PROBLEM TO SOLVE =>
Repeat each line word for word.
═════ MATERIAL PROVIDED ═════
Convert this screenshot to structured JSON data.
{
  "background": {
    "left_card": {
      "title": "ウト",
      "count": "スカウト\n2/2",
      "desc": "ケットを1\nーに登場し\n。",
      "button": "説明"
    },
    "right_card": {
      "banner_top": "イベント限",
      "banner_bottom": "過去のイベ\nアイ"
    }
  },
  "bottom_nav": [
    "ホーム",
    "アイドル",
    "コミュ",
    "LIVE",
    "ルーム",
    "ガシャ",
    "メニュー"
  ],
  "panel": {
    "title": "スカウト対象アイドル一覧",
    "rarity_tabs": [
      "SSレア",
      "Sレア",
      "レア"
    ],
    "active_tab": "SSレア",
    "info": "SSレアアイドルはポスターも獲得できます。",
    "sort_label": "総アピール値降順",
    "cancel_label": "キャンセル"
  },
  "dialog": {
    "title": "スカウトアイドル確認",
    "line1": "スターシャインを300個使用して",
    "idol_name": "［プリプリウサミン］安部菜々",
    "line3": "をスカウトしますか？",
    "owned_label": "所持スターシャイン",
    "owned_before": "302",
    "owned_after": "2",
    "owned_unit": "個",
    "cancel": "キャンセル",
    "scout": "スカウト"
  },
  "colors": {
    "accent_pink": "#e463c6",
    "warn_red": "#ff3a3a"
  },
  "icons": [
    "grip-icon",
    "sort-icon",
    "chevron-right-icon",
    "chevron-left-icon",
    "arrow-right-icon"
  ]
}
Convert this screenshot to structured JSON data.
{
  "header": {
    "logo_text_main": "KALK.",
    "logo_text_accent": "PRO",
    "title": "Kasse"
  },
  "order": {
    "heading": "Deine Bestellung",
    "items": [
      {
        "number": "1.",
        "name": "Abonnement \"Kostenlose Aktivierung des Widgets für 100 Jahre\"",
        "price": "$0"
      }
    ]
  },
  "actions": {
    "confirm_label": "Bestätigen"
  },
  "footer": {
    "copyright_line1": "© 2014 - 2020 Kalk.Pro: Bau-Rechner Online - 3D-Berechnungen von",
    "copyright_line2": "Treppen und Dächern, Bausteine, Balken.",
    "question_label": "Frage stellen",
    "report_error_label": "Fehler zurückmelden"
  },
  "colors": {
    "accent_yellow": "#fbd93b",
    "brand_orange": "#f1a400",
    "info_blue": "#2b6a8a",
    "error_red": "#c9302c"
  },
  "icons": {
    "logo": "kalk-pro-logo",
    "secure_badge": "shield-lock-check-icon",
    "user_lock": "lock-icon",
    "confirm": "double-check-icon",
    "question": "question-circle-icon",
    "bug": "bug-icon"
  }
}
═════
ANSWER BELOW =>
Convert this screenshot to structured JSON data.
{
  "background": {
    "left_card": {
      "title": "ウト",
      "count": "スカウト\n2/2",
      "desc": "ケットを1\nーに登場し\n。",
      "button": "説明"
    },
    "right_card": {
      "banner_top": "イベント限",
      "banner_bottom": "過去のイベ\nアイ"
    }
  },
  "bottom_nav": [
    "ホーム",
    "アイドル",
    "コミュ",
    "LIVE",
    "ルーム",
    "ガシャ",
    "メニュー"
  ],
  "panel": {
    "title": "スカウト対象アイドル一覧",
    "rarity_tabs": [
      "SSレア",
      "Sレア",
      "レア"
    ],
    "active_tab": "SSレア",
    "info": "SSレアアイドルはポスターも獲得できます。",
    "sort_label": "総アピール値降順",
    "cancel_label": "キャンセル"
  },
  "dialog": {
    "title": "スカウトアイドル確認",
    "line1": "スターシャインを300個使用して",
    "idol_name": "［プリプリウサミン］安部菜々",
    "line3": "をスカウトしますか？",
    "owned_label": "所持スターシャイン",
    "owned_before": "302",
    "owned_after": "2",
    "owned_unit": "個",
    "cancel": "キャンセル",
    "scout": "スカウト"
  },
  "colors": {
    "accent_pink": "#e463c6",
    "warn_red": "#ff3a3a"
  },
  "icons": [
    "grip-icon",
    "sort-icon",
    "chevron-right-icon",
    "chevron-left-icon",
    "arrow-right-icon"
  ]
}
Convert this screenshot to structured JSON data.
{
  "header": {
    "logo_text_main": "KALK.",
    "logo_text_accent": "PRO",
    "title": "Kasse"
  },
  "order": {
    "heading": "Deine Bestellung",
    "items": [
      {
        "number": "1.",
        "name": "Abonnement \"Kostenlose Aktivierung des Widgets für 100 Jahre\"",
        "price": "$0"
      }
    ]
  },
  "actions": {
    "confirm_label": "Bestätigen"
  },
  "footer": {
    "copyright_line1": "© 2014 - 2020 Kalk.Pro: Bau-Rechner Online - 3D-Berechnungen von",
    "copyright_line2": "Treppen und Dächern, Bausteine, Balken.",
    "question_label": "Frage stellen",
    "report_error_label": "Fehler zurückmelden"
  },
  "colors": {
    "accent_yellow": "#fbd93b",
    "brand_orange": "#f1a400",
    "info_blue": "#2b6a8a",
    "error_red": "#c9302c"
  },
  "icons": {
    "logo": "kalk-pro-logo",
    "secure_badge": "shield-lock-check-icon",
    "user_lock": "lock-icon",
    "confirm": "double-check-icon",
    "question": "question-circle-icon",
    "bug": "bug-icon"
  }
}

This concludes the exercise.